• Given instruction
Select every line holding the word "Studio" and copy it.

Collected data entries
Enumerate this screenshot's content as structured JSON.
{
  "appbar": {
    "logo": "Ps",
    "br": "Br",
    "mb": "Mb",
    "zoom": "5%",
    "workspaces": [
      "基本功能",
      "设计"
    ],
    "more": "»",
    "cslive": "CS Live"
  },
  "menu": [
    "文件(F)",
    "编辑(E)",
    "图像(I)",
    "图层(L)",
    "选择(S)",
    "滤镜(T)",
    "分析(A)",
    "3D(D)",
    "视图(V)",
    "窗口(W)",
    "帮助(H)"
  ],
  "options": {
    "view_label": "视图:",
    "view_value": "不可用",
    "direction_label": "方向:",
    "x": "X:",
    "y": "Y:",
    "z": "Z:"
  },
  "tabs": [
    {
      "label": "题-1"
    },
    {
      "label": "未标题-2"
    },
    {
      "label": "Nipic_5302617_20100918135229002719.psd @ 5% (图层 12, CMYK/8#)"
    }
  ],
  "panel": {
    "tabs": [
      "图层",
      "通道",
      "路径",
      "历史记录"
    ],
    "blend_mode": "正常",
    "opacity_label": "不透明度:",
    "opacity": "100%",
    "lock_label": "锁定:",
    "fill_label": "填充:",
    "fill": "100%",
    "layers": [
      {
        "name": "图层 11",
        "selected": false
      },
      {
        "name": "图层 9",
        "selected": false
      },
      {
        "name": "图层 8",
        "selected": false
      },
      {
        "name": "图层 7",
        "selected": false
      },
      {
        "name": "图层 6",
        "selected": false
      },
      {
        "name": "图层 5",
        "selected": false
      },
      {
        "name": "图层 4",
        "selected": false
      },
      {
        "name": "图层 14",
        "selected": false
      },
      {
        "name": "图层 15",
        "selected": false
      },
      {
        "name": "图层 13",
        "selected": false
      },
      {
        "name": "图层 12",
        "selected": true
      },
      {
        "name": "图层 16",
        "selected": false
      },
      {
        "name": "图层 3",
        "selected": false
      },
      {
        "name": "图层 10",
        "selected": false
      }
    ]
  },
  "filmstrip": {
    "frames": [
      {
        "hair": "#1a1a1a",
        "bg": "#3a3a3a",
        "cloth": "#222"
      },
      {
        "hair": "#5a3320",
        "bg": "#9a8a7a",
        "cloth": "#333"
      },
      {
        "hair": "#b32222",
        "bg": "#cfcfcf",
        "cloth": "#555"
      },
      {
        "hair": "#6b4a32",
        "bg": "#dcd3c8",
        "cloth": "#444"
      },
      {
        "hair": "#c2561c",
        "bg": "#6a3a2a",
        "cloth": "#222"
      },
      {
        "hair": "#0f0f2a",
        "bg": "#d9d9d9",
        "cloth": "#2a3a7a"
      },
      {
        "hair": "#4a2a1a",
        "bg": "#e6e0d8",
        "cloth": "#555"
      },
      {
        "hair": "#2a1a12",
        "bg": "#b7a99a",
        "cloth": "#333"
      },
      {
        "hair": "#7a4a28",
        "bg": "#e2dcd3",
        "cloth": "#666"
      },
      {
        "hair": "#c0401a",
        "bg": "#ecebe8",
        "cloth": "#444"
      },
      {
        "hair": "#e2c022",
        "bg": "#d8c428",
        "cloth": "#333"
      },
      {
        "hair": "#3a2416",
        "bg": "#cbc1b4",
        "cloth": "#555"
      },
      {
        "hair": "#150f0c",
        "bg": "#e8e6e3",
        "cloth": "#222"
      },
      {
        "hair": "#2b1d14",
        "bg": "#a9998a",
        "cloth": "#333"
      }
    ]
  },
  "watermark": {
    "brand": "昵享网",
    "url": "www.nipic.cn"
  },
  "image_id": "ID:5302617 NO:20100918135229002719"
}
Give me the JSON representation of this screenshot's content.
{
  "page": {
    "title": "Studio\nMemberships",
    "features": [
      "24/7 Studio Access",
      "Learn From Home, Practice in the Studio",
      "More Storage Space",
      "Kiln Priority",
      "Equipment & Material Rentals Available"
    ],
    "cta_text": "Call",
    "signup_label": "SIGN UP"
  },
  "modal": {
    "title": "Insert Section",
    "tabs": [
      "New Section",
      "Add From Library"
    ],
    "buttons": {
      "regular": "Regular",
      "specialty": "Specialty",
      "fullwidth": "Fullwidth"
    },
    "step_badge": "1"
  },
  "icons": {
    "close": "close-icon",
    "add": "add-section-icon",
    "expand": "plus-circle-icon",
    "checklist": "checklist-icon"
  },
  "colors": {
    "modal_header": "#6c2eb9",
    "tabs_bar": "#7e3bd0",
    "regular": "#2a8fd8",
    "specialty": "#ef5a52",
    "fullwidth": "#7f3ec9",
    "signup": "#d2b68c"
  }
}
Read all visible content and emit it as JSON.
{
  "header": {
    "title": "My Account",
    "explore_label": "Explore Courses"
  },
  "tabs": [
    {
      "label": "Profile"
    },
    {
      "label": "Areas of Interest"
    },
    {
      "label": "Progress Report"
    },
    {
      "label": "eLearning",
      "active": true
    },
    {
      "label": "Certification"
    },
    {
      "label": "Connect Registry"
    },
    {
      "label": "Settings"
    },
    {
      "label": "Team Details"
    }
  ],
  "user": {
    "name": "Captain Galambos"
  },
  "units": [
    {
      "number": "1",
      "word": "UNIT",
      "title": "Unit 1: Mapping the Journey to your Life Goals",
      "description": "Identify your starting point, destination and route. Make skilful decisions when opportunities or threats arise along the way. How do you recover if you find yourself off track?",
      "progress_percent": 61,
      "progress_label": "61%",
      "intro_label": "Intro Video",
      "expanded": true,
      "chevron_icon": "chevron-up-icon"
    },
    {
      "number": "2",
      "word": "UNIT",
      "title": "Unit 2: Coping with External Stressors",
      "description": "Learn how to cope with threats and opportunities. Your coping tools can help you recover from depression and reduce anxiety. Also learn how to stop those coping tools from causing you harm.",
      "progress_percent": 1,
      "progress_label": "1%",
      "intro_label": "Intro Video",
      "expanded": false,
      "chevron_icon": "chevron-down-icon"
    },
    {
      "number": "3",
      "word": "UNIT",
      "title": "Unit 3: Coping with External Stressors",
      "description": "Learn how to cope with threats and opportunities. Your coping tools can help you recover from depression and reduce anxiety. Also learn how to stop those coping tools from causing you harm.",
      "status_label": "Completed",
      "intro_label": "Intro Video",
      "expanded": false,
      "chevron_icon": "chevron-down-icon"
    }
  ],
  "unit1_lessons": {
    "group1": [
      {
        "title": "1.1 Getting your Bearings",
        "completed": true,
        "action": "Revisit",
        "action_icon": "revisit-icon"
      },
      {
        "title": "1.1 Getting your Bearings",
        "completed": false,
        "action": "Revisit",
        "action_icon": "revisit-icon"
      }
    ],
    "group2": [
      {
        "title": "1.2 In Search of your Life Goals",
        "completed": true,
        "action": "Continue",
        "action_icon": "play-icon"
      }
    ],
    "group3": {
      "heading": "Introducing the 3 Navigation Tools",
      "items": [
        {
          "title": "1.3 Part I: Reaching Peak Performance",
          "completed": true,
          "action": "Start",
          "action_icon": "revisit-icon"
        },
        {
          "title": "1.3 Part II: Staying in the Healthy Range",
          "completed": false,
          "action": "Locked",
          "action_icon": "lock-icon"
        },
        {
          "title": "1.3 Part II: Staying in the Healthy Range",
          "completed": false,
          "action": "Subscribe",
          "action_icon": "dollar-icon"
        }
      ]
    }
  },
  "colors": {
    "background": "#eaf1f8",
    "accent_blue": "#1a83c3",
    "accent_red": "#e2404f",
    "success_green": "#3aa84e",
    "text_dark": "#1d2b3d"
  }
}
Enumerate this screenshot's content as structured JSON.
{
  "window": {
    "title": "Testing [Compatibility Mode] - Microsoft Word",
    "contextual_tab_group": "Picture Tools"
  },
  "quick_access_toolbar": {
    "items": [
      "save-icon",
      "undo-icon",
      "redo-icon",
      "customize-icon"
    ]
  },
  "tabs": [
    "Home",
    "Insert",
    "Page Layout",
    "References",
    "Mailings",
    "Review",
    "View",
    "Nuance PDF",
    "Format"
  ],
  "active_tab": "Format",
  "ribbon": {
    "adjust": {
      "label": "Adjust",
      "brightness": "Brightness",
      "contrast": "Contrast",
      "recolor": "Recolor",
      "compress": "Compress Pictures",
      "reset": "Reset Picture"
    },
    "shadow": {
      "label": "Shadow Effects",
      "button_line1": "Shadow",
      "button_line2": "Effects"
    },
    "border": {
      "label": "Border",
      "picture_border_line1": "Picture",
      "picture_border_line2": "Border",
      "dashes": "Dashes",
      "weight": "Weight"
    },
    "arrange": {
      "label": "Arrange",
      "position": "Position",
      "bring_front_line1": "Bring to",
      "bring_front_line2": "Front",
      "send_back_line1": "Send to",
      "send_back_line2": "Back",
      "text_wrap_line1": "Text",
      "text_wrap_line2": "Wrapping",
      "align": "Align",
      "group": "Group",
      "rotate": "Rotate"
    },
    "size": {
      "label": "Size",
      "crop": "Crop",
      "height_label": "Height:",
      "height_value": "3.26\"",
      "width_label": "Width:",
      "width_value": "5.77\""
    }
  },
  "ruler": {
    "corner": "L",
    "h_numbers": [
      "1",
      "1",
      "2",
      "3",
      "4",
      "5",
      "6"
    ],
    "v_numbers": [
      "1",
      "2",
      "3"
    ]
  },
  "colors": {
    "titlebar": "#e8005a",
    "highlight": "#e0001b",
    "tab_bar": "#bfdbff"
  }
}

• Worked answer
    "title": "Studio\nMemberships",
      "24/7 Studio Access",
      "Learn From Home, Practice in the Studio",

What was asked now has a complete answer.